**REQUEST**. Extract every line that includes the string "dominated".

Excerpt from a dataset:

══════

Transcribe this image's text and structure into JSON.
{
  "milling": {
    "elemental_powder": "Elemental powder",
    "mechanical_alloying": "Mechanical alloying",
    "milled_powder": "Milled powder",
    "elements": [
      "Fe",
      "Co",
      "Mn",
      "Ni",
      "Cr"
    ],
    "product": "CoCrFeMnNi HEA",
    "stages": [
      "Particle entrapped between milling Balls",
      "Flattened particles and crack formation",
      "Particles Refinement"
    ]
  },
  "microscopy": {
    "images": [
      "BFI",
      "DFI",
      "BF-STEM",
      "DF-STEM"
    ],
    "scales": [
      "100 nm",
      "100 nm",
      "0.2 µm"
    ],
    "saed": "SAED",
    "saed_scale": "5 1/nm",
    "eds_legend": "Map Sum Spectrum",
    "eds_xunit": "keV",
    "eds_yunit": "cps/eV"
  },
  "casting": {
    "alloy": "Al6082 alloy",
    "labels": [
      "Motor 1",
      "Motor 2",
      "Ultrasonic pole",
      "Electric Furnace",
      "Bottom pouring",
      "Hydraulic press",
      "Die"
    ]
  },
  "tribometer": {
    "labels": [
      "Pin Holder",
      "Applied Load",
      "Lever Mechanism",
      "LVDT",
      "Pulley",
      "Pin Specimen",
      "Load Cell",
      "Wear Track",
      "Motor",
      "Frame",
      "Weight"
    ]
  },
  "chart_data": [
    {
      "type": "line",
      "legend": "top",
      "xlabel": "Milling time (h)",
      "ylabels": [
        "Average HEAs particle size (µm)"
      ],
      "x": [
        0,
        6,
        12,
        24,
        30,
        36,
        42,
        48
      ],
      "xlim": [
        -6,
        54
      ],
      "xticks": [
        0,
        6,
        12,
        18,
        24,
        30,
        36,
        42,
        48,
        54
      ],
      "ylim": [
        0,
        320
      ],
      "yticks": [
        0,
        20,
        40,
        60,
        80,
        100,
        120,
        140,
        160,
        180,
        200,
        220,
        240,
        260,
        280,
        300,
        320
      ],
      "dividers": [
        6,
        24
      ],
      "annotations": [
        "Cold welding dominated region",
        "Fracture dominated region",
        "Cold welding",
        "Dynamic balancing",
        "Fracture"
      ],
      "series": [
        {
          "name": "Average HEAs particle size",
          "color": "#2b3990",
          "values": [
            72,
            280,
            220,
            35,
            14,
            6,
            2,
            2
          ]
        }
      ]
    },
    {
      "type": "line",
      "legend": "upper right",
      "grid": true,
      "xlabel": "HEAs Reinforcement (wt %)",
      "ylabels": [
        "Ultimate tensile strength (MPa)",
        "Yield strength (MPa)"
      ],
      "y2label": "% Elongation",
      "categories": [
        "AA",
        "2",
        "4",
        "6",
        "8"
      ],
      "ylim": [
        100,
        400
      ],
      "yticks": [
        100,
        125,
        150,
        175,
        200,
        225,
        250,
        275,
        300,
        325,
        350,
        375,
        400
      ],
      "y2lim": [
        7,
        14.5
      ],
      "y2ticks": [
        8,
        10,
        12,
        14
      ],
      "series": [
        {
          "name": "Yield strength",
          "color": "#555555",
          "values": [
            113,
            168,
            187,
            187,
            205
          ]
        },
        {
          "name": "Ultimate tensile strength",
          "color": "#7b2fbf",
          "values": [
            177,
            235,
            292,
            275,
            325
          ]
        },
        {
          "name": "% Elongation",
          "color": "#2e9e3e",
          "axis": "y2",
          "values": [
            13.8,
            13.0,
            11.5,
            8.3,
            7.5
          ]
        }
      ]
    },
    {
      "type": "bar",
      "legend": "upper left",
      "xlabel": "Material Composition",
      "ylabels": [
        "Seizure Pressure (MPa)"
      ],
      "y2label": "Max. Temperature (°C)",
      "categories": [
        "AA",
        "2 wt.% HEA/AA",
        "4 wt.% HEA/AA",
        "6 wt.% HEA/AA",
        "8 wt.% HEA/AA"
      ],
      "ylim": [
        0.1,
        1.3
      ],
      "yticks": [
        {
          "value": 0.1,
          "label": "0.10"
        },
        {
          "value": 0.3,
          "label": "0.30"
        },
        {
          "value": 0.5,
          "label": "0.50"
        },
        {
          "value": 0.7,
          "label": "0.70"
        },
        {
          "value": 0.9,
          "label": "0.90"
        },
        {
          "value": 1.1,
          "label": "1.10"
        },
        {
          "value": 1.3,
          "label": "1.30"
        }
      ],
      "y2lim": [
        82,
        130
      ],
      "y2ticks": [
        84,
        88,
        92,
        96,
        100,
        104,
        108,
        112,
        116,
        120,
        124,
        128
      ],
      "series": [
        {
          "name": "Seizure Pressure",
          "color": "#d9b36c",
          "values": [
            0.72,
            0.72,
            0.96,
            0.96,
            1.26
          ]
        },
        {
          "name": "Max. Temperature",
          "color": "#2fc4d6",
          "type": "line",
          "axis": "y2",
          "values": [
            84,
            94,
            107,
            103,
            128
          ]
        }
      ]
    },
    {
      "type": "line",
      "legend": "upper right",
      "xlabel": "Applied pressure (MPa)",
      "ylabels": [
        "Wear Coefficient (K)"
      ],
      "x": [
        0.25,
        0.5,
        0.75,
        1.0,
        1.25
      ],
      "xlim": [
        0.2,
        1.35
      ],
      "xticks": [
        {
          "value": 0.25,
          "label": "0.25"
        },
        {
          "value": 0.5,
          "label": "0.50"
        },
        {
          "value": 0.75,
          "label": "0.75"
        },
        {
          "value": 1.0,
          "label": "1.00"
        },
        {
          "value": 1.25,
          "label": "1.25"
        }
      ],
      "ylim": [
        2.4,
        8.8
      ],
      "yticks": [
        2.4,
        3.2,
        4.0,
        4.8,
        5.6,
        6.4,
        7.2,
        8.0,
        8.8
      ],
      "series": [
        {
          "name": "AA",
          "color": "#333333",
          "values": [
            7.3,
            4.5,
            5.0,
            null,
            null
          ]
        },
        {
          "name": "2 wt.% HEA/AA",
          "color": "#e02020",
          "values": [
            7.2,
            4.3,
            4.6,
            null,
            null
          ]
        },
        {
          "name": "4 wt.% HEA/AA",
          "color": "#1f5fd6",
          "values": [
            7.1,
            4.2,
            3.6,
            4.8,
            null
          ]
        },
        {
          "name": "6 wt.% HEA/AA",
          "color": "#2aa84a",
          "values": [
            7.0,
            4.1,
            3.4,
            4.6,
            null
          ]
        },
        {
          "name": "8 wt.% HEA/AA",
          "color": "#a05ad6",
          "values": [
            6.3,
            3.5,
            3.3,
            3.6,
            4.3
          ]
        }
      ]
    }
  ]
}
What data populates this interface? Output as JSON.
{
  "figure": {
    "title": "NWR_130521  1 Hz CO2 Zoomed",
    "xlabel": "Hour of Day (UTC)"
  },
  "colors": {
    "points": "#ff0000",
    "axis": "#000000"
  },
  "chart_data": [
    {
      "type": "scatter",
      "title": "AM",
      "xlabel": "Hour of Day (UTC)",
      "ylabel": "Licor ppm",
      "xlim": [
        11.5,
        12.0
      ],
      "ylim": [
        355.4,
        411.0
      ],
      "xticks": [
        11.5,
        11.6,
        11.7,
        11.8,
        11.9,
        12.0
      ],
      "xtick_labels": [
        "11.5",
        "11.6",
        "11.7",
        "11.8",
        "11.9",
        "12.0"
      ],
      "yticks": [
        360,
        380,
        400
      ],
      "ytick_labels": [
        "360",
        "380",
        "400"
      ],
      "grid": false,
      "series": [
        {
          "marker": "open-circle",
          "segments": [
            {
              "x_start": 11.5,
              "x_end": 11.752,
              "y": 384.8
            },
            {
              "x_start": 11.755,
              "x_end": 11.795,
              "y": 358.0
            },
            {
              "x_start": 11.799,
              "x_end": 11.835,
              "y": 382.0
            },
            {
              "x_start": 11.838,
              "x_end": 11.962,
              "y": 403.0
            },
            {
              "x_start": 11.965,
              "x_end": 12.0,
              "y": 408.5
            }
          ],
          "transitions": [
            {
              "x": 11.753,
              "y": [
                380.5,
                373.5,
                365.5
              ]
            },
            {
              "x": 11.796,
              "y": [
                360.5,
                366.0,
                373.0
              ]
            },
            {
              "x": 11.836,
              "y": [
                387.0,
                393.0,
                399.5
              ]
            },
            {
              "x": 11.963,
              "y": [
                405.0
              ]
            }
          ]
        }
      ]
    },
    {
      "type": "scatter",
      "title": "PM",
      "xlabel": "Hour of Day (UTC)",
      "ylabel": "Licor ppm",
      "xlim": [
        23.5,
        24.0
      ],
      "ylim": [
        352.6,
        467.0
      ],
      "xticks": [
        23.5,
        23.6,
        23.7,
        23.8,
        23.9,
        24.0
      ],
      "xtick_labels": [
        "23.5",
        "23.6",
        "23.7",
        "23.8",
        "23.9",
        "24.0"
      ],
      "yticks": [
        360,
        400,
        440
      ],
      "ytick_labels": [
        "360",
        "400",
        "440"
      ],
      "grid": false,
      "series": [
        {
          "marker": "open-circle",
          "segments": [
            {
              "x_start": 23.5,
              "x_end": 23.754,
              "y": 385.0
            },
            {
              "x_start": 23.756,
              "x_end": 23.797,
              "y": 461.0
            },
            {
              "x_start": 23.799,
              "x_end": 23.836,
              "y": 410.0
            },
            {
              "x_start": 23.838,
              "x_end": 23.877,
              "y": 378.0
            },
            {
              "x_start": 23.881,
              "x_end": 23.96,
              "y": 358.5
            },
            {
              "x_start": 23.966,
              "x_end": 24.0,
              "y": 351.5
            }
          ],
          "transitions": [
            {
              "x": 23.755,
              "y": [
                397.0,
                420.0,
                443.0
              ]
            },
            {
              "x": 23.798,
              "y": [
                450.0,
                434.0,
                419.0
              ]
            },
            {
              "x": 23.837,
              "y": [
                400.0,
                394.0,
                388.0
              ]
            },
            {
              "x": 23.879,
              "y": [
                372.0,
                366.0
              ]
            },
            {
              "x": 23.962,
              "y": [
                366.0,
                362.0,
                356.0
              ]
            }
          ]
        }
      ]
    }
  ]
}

══════

**PROBLEM SOLUTION**.
        "Cold welding dominated region",
        "Fracture dominated region",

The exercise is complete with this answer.